━━━ MATERIALS PROVIDED

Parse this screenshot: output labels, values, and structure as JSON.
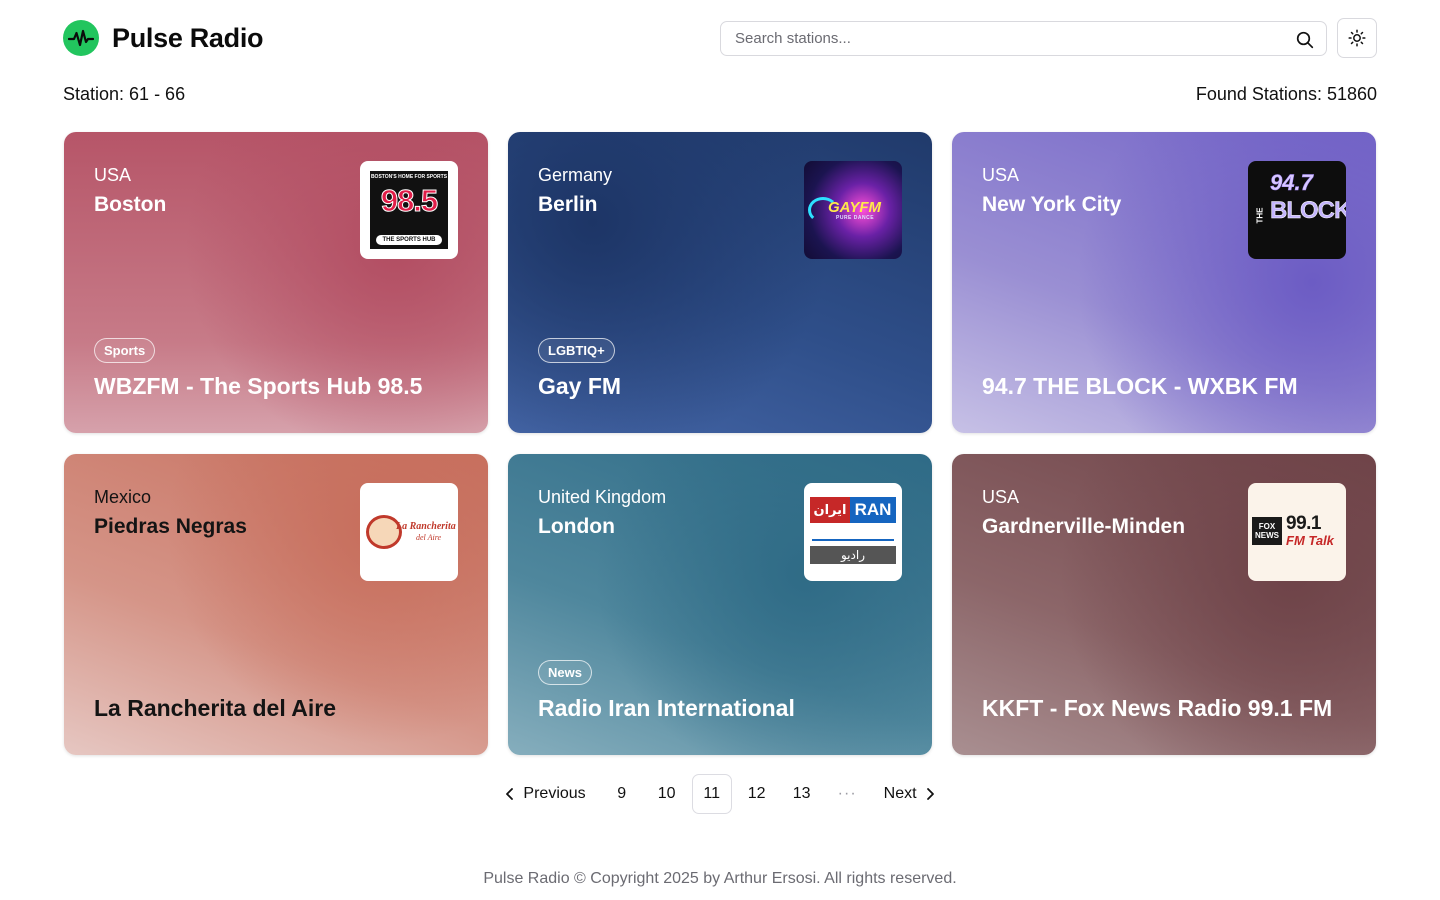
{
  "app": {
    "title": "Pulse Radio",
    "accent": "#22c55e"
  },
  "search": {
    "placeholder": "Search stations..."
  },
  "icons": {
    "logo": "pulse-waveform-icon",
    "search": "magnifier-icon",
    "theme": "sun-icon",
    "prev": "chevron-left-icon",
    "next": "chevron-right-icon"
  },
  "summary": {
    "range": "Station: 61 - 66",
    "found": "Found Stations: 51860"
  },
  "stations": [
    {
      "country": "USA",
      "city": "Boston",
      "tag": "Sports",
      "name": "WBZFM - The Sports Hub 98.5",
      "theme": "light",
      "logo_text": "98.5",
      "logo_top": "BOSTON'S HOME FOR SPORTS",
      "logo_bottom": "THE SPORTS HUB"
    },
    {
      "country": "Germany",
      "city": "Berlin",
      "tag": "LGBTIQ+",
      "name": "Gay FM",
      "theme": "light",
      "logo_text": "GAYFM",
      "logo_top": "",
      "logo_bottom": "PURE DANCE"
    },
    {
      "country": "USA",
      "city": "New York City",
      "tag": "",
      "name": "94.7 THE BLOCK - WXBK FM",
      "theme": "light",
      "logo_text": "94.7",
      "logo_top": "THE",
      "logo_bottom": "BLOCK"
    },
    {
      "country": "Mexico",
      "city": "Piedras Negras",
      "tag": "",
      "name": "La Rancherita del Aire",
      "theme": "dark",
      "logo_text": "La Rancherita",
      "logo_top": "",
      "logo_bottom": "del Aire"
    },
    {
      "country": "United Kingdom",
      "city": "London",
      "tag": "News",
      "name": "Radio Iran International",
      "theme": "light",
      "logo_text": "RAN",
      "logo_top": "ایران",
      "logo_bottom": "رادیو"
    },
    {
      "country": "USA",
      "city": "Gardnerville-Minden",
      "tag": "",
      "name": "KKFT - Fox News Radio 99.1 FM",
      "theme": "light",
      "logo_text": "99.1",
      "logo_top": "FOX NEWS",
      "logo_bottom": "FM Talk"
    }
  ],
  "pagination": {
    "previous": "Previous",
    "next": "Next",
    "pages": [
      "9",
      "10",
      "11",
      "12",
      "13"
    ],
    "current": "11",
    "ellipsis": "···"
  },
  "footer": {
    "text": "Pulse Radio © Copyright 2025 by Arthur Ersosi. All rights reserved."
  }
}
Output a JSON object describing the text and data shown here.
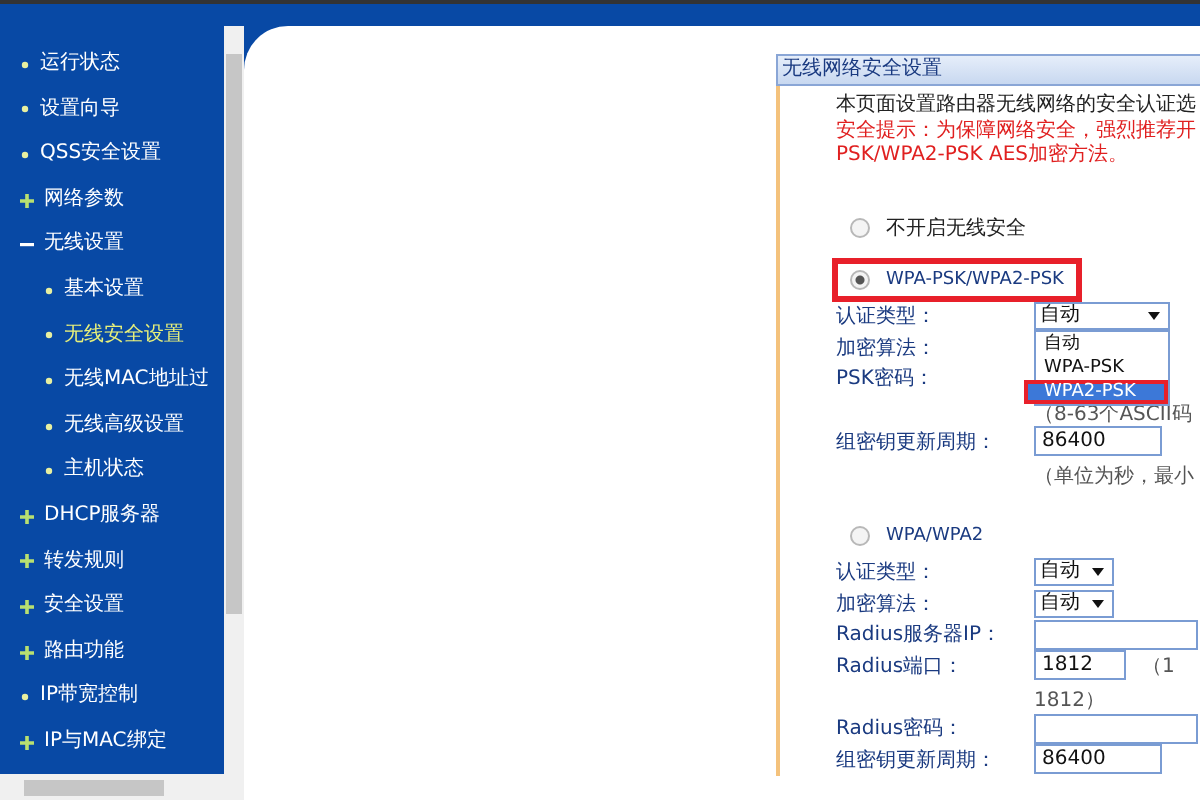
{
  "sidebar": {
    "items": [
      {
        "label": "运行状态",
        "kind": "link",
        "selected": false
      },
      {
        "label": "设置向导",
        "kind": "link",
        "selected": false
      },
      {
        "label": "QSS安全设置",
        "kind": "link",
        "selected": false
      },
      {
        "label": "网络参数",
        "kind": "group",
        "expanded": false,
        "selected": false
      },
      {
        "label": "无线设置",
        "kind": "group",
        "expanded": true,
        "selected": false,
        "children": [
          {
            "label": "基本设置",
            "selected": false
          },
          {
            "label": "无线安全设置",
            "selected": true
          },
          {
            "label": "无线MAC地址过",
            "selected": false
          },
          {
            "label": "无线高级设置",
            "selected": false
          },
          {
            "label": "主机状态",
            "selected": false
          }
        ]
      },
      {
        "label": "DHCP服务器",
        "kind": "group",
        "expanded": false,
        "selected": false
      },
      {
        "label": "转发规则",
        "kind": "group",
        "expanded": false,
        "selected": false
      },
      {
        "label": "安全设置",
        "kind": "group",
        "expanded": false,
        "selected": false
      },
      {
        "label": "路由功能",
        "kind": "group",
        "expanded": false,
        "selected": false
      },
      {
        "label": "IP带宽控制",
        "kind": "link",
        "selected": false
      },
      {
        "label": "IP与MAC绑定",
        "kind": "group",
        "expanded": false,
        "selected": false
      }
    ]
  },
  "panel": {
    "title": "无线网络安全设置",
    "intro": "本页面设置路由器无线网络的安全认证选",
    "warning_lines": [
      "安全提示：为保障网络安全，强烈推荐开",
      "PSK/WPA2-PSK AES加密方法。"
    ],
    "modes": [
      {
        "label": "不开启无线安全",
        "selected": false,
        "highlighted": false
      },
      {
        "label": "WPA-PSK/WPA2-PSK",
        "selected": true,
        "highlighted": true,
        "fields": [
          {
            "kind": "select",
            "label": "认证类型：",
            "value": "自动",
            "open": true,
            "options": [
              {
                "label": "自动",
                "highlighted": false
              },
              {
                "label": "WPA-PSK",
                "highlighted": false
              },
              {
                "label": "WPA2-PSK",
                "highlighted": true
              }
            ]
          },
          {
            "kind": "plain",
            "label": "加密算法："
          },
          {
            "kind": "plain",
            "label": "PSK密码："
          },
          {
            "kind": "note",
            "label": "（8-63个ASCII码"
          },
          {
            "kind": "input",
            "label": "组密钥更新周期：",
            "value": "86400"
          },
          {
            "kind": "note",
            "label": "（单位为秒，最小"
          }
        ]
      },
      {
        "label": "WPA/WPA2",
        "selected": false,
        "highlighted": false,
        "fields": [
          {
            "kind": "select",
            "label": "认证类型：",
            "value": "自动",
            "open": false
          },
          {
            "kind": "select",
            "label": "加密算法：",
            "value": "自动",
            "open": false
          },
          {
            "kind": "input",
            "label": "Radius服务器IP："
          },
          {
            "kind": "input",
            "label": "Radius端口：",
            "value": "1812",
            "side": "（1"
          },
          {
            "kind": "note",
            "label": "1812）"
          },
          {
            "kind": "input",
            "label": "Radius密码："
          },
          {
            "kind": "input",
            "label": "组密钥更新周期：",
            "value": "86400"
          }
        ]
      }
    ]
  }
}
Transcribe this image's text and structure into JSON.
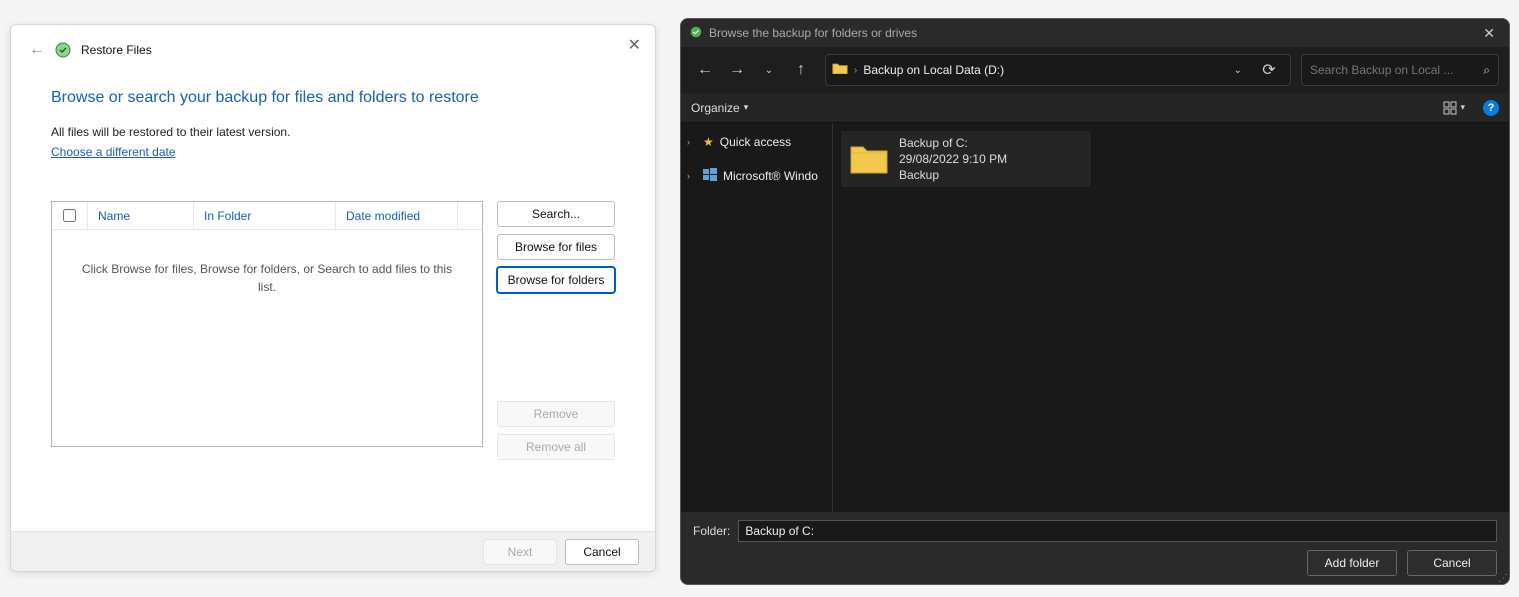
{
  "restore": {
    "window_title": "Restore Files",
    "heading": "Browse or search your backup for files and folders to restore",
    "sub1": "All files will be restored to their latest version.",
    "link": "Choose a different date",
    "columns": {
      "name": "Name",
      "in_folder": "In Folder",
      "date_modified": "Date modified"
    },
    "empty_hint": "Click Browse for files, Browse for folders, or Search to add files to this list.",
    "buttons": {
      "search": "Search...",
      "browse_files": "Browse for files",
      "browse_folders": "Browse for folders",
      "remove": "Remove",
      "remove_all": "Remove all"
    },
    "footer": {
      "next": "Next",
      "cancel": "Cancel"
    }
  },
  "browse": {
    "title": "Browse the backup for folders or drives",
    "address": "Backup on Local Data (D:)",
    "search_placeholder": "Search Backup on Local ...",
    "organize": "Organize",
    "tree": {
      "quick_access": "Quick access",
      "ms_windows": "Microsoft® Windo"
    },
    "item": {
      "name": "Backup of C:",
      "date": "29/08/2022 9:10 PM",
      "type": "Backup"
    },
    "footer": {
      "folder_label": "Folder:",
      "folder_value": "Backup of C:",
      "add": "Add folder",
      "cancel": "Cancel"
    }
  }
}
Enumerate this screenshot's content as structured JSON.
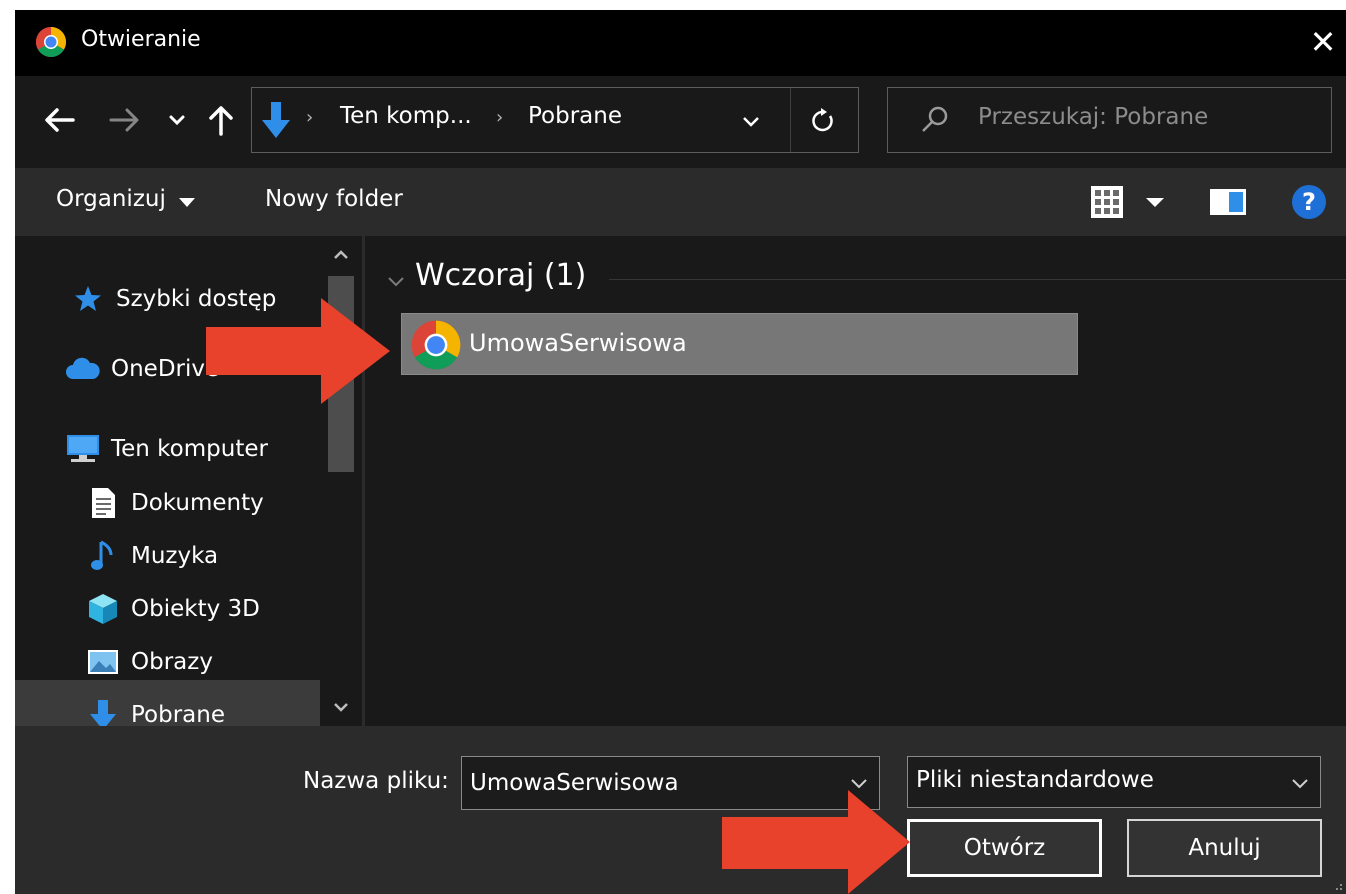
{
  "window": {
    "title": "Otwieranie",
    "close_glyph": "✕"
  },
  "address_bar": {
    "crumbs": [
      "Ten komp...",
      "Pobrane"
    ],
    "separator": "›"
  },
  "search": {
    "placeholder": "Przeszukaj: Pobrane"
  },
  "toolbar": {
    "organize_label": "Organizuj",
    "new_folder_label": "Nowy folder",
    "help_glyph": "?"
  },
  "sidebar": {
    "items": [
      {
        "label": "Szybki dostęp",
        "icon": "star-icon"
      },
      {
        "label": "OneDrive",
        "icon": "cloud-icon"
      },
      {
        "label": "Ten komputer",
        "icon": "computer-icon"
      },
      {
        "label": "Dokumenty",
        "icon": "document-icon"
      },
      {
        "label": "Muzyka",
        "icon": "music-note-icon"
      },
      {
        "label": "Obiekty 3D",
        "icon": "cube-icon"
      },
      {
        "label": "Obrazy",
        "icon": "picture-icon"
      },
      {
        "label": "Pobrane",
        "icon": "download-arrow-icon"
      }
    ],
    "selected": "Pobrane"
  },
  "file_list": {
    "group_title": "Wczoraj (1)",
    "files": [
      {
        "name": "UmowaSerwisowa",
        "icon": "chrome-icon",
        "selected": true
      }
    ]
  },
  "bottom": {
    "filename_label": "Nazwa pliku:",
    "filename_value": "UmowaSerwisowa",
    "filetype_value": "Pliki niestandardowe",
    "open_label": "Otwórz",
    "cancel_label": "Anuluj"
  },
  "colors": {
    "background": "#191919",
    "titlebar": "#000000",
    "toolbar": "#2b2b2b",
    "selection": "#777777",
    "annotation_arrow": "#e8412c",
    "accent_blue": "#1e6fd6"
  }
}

━━━━━━

PROBLEM REQUIREMENTS » Scan the entries above. Copy each line that has the string "this".

SOLUTION »
Parse this screenshot: output labels, values, and structure as JSON.
Transcribe this image's text and structure into JSON.
    "empty_hint": "Click Browse for files, Browse for folders, or Search to add files to this list.",
Enumerate this screenshot's content as structured JSON.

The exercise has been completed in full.